*Dataset content*.
[Begin]

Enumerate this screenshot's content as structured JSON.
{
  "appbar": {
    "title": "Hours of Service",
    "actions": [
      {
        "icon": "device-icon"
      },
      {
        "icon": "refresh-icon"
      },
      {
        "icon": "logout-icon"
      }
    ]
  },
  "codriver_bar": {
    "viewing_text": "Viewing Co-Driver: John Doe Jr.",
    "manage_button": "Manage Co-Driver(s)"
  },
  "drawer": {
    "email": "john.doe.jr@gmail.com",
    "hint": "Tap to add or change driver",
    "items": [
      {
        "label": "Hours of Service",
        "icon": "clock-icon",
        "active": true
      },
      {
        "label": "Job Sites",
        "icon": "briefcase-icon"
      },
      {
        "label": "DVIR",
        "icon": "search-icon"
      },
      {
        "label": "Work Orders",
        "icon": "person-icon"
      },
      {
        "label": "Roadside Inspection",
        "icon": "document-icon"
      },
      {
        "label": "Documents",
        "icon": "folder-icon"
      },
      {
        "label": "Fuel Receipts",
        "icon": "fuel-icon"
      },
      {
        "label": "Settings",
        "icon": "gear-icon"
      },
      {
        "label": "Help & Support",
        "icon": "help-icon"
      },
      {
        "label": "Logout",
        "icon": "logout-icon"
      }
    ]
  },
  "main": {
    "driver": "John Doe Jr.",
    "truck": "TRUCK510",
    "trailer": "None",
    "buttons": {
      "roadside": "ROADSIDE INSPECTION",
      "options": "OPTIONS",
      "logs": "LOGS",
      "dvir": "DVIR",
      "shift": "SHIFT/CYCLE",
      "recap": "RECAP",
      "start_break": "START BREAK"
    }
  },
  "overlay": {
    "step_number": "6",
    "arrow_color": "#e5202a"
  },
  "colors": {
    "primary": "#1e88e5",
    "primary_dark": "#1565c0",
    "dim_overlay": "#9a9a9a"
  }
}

[End]

*What you are asked to do*. Restate the data above word for word, please.

*Response for this exercise*.
Enumerate this screenshot's content as structured JSON.
{
  "appbar": {
    "title": "Hours of Service",
    "actions": [
      {
        "icon": "device-icon"
      },
      {
        "icon": "refresh-icon"
      },
      {
        "icon": "logout-icon"
      }
    ]
  },
  "codriver_bar": {
    "viewing_text": "Viewing Co-Driver: John Doe Jr.",
    "manage_button": "Manage Co-Driver(s)"
  },
  "drawer": {
    "email": "john.doe.jr@gmail.com",
    "hint": "Tap to add or change driver",
    "items": [
      {
        "label": "Hours of Service",
        "icon": "clock-icon",
        "active": true
      },
      {
        "label": "Job Sites",
        "icon": "briefcase-icon"
      },
      {
        "label": "DVIR",
        "icon": "search-icon"
      },
      {
        "label": "Work Orders",
        "icon": "person-icon"
      },
      {
        "label": "Roadside Inspection",
        "icon": "document-icon"
      },
      {
        "label": "Documents",
        "icon": "folder-icon"
      },
      {
        "label": "Fuel Receipts",
        "icon": "fuel-icon"
      },
      {
        "label": "Settings",
        "icon": "gear-icon"
      },
      {
        "label": "Help & Support",
        "icon": "help-icon"
      },
      {
        "label": "Logout",
        "icon": "logout-icon"
      }
    ]
  },
  "main": {
    "driver": "John Doe Jr.",
    "truck": "TRUCK510",
    "trailer": "None",
    "buttons": {
      "roadside": "ROADSIDE INSPECTION",
      "options": "OPTIONS",
      "logs": "LOGS",
      "dvir": "DVIR",
      "shift": "SHIFT/CYCLE",
      "recap": "RECAP",
      "start_break": "START BREAK"
    }
  },
  "overlay": {
    "step_number": "6",
    "arrow_color": "#e5202a"
  },
  "colors": {
    "primary": "#1e88e5",
    "primary_dark": "#1565c0",
    "dim_overlay": "#9a9a9a"
  }
}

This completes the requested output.